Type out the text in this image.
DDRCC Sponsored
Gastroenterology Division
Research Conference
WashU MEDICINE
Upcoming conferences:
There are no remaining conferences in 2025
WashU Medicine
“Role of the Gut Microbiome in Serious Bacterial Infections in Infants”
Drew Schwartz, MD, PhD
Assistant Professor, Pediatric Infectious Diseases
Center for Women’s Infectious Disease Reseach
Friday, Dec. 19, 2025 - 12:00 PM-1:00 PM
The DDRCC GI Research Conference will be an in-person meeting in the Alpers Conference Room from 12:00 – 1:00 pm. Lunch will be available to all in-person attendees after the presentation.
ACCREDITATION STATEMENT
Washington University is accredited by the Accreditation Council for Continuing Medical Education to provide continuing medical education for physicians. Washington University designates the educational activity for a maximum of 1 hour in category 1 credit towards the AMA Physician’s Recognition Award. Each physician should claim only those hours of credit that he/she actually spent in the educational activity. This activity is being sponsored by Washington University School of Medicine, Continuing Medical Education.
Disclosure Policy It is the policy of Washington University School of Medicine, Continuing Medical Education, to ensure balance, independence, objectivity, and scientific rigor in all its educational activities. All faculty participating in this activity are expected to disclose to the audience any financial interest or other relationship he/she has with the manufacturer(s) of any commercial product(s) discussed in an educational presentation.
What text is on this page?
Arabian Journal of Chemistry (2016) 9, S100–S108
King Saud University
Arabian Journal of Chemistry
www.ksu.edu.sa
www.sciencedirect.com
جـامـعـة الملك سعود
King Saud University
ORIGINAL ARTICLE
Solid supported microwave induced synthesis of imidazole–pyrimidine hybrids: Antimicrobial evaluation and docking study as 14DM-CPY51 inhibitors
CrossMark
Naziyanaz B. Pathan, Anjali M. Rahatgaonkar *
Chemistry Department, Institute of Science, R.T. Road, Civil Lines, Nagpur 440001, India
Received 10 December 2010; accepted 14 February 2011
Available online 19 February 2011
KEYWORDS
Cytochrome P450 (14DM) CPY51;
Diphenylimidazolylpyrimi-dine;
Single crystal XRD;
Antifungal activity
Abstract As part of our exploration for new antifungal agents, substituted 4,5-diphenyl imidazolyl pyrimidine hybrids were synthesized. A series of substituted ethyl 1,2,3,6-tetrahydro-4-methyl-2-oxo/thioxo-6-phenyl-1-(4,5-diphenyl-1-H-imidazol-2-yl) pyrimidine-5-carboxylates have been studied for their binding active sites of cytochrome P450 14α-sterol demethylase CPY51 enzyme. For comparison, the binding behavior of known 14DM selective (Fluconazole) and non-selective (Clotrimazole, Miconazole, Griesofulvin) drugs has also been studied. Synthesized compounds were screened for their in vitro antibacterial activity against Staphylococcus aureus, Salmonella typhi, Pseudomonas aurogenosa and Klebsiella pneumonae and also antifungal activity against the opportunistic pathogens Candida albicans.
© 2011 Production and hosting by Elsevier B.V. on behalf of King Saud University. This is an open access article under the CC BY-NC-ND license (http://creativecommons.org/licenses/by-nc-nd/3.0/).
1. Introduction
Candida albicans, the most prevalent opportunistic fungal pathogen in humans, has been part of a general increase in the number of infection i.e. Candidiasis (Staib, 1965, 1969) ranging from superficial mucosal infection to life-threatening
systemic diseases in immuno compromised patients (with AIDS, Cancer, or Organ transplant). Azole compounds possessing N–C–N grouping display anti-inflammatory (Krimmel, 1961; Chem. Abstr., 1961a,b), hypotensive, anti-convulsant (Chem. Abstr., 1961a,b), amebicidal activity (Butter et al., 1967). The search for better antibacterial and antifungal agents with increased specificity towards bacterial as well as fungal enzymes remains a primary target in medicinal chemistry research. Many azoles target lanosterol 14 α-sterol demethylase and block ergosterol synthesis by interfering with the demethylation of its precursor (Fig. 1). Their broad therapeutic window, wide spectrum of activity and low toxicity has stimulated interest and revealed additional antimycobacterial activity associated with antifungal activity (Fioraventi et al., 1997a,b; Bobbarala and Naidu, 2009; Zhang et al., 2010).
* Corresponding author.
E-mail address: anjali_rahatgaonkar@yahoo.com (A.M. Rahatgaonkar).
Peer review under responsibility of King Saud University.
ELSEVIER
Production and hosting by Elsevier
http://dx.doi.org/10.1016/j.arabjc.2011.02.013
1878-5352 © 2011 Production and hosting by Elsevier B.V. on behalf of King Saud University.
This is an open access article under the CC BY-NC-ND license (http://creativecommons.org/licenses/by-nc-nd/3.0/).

┄┄┄┄┄┄

-- Task to carry out --
Reproduce every line of the data exactly as it was written.

-- The completed task --
Type out the text in this image.
DDRCC Sponsored
Gastroenterology Division
Research Conference
WashU MEDICINE
Upcoming conferences:
There are no remaining conferences in 2025
WashU Medicine
“Role of the Gut Microbiome in Serious Bacterial Infections in Infants”
Drew Schwartz, MD, PhD
Assistant Professor, Pediatric Infectious Diseases
Center for Women’s Infectious Disease Reseach
Friday, Dec. 19, 2025 - 12:00 PM-1:00 PM
The DDRCC GI Research Conference will be an in-person meeting in the Alpers Conference Room from 12:00 – 1:00 pm. Lunch will be available to all in-person attendees after the presentation.
ACCREDITATION STATEMENT
Washington University is accredited by the Accreditation Council for Continuing Medical Education to provide continuing medical education for physicians. Washington University designates the educational activity for a maximum of 1 hour in category 1 credit towards the AMA Physician’s Recognition Award. Each physician should claim only those hours of credit that he/she actually spent in the educational activity. This activity is being sponsored by Washington University School of Medicine, Continuing Medical Education.
Disclosure Policy It is the policy of Washington University School of Medicine, Continuing Medical Education, to ensure balance, independence, objectivity, and scientific rigor in all its educational activities. All faculty participating in this activity are expected to disclose to the audience any financial interest or other relationship he/she has with the manufacturer(s) of any commercial product(s) discussed in an educational presentation.
What text is on this page?
Arabian Journal of Chemistry (2016) 9, S100–S108
King Saud University
Arabian Journal of Chemistry
www.ksu.edu.sa
www.sciencedirect.com
جـامـعـة الملك سعود
King Saud University
ORIGINAL ARTICLE
Solid supported microwave induced synthesis of imidazole–pyrimidine hybrids: Antimicrobial evaluation and docking study as 14DM-CPY51 inhibitors
CrossMark
Naziyanaz B. Pathan, Anjali M. Rahatgaonkar *
Chemistry Department, Institute of Science, R.T. Road, Civil Lines, Nagpur 440001, India
Received 10 December 2010; accepted 14 February 2011
Available online 19 February 2011
KEYWORDS
Cytochrome P450 (14DM) CPY51;
Diphenylimidazolylpyrimi-dine;
Single crystal XRD;
Antifungal activity
Abstract As part of our exploration for new antifungal agents, substituted 4,5-diphenyl imidazolyl pyrimidine hybrids were synthesized. A series of substituted ethyl 1,2,3,6-tetrahydro-4-methyl-2-oxo/thioxo-6-phenyl-1-(4,5-diphenyl-1-H-imidazol-2-yl) pyrimidine-5-carboxylates have been studied for their binding active sites of cytochrome P450 14α-sterol demethylase CPY51 enzyme. For comparison, the binding behavior of known 14DM selective (Fluconazole) and non-selective (Clotrimazole, Miconazole, Griesofulvin) drugs has also been studied. Synthesized compounds were screened for their in vitro antibacterial activity against Staphylococcus aureus, Salmonella typhi, Pseudomonas aurogenosa and Klebsiella pneumonae and also antifungal activity against the opportunistic pathogens Candida albicans.
© 2011 Production and hosting by Elsevier B.V. on behalf of King Saud University. This is an open access article under the CC BY-NC-ND license (http://creativecommons.org/licenses/by-nc-nd/3.0/).
1. Introduction
Candida albicans, the most prevalent opportunistic fungal pathogen in humans, has been part of a general increase in the number of infection i.e. Candidiasis (Staib, 1965, 1969) ranging from superficial mucosal infection to life-threatening
systemic diseases in immuno compromised patients (with AIDS, Cancer, or Organ transplant). Azole compounds possessing N–C–N grouping display anti-inflammatory (Krimmel, 1961; Chem. Abstr., 1961a,b), hypotensive, anti-convulsant (Chem. Abstr., 1961a,b), amebicidal activity (Butter et al., 1967). The search for better antibacterial and antifungal agents with increased specificity towards bacterial as well as fungal enzymes remains a primary target in medicinal chemistry research. Many azoles target lanosterol 14 α-sterol demethylase and block ergosterol synthesis by interfering with the demethylation of its precursor (Fig. 1). Their broad therapeutic window, wide spectrum of activity and low toxicity has stimulated interest and revealed additional antimycobacterial activity associated with antifungal activity (Fioraventi et al., 1997a,b; Bobbarala and Naidu, 2009; Zhang et al., 2010).
* Corresponding author.
E-mail address: anjali_rahatgaonkar@yahoo.com (A.M. Rahatgaonkar).
Peer review under responsibility of King Saud University.
ELSEVIER
Production and hosting by Elsevier
http://dx.doi.org/10.1016/j.arabjc.2011.02.013
1878-5352 © 2011 Production and hosting by Elsevier B.V. on behalf of King Saud University.
This is an open access article under the CC BY-NC-ND license (http://creativecommons.org/licenses/by-nc-nd/3.0/).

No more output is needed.